What the task asks. Quote the data word for word, starting at its first line and ending at the line that contains "- stat-card[interactable]: 学员总数".

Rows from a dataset

** begin **

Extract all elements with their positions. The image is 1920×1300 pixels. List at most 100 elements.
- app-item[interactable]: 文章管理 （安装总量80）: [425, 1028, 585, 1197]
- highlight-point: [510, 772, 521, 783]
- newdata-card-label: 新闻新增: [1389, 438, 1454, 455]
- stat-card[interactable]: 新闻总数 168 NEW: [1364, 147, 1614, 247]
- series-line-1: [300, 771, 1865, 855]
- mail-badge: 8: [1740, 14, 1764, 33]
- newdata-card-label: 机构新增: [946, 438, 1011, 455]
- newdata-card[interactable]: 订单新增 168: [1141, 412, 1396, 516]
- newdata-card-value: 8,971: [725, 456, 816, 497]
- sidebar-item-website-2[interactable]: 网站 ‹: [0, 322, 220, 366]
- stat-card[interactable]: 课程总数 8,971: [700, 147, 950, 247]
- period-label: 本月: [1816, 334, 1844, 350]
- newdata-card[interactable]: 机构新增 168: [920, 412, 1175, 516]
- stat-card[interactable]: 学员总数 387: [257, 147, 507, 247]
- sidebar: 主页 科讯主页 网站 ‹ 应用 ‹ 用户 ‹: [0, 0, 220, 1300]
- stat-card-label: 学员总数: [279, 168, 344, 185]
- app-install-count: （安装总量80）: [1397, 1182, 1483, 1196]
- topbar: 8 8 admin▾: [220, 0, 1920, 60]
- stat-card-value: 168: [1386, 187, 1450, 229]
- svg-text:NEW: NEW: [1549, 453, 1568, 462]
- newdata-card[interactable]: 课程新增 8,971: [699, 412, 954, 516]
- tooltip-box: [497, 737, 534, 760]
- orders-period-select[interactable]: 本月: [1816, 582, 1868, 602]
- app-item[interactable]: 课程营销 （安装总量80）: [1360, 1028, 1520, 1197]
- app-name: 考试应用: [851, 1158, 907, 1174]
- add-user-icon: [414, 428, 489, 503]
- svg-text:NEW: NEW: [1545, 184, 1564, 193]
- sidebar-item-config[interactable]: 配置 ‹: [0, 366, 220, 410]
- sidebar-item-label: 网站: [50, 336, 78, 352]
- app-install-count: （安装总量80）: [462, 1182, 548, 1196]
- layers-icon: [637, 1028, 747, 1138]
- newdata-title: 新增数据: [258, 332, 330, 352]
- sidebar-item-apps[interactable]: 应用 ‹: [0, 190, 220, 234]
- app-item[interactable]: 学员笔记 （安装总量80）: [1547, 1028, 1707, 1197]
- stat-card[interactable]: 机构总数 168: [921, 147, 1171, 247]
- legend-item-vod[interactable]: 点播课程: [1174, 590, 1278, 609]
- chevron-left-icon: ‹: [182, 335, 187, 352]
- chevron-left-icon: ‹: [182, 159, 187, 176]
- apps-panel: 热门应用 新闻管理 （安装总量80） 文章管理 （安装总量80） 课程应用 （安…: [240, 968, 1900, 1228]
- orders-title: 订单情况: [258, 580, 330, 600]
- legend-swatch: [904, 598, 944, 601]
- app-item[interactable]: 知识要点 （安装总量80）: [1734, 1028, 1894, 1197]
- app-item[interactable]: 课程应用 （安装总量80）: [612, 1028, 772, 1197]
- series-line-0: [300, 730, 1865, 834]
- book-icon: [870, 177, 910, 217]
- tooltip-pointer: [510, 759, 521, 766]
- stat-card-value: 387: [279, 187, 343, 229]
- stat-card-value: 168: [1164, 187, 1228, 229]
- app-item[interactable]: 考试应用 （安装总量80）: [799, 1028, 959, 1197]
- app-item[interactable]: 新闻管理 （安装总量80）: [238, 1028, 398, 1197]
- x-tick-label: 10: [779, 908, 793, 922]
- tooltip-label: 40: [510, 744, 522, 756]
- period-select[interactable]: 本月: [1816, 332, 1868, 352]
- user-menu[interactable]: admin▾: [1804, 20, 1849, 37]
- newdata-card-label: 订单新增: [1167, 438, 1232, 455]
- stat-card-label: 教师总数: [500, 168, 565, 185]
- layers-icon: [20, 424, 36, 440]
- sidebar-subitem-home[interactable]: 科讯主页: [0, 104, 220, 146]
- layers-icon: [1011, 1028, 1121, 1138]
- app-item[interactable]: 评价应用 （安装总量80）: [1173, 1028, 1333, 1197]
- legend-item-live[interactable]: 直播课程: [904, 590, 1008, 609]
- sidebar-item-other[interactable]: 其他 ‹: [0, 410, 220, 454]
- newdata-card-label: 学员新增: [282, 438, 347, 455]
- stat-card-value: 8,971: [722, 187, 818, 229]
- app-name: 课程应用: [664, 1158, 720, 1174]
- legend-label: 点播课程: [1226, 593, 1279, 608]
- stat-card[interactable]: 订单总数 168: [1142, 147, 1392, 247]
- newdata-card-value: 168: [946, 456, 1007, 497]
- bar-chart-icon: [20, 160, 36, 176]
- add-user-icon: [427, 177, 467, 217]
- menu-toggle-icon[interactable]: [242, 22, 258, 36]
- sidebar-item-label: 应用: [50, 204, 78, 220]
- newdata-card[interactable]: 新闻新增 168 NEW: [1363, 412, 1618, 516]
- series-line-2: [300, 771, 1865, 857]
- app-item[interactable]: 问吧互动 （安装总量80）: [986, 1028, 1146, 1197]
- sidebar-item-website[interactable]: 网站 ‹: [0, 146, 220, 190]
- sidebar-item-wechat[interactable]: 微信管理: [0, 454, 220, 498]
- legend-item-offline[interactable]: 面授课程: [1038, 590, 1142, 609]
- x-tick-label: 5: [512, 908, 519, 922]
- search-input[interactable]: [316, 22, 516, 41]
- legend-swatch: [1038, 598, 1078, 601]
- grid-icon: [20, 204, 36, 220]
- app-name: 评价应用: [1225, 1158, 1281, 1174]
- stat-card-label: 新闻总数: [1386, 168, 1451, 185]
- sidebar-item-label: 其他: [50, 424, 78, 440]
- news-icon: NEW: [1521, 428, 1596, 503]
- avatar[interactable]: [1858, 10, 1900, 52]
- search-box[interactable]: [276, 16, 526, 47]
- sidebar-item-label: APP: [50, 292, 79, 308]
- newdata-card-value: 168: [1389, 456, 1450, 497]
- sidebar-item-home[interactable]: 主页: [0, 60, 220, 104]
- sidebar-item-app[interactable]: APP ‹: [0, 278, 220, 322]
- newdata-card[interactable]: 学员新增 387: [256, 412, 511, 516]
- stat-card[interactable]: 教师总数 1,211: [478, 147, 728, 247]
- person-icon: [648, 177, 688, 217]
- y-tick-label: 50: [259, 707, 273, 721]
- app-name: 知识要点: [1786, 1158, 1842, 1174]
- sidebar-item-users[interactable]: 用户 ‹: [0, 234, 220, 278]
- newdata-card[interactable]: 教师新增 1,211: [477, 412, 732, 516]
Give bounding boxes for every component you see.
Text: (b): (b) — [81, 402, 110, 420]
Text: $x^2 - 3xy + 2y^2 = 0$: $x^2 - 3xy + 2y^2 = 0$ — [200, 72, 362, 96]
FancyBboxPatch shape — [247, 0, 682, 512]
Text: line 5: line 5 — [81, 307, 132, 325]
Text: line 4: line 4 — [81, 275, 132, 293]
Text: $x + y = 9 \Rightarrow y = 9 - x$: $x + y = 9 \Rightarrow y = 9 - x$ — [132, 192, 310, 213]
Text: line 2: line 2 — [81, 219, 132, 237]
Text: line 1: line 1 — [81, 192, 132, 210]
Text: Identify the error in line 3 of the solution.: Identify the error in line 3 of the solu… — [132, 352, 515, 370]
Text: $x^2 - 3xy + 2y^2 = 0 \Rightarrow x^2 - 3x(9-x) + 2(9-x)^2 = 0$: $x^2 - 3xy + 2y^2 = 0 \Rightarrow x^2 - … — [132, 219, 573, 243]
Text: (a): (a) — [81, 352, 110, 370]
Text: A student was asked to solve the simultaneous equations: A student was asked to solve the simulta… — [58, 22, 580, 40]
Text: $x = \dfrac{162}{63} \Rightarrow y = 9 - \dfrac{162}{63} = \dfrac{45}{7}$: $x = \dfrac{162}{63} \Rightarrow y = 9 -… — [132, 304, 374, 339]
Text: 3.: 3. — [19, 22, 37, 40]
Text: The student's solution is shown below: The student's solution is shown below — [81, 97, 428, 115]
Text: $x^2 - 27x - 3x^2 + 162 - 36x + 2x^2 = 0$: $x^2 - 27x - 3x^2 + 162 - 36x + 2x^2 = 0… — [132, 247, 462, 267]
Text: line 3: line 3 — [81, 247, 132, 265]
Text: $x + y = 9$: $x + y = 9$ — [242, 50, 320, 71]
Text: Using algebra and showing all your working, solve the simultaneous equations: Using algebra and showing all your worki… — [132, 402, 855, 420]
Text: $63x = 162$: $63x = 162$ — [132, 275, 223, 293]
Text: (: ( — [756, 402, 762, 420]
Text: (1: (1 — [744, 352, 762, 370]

** end **

Problem solution.
Extract all elements with their positions. The image is 1920×1300 pixels. List at most 100 elements.
- app-item[interactable]: 文章管理 （安装总量80）: [425, 1028, 585, 1197]
- highlight-point: [510, 772, 521, 783]
- newdata-card-label: 新闻新增: [1389, 438, 1454, 455]
- stat-card[interactable]: 新闻总数 168 NEW: [1364, 147, 1614, 247]
- series-line-1: [300, 771, 1865, 855]
- mail-badge: 8: [1740, 14, 1764, 33]
- newdata-card-label: 机构新增: [946, 438, 1011, 455]
- newdata-card[interactable]: 订单新增 168: [1141, 412, 1396, 516]
- newdata-card-value: 8,971: [725, 456, 816, 497]
- sidebar-item-website-2[interactable]: 网站 ‹: [0, 322, 220, 366]
- stat-card[interactable]: 课程总数 8,971: [700, 147, 950, 247]
- period-label: 本月: [1816, 334, 1844, 350]
- newdata-card[interactable]: 机构新增 168: [920, 412, 1175, 516]
- stat-card[interactable]: 学员总数 387: [257, 147, 507, 247]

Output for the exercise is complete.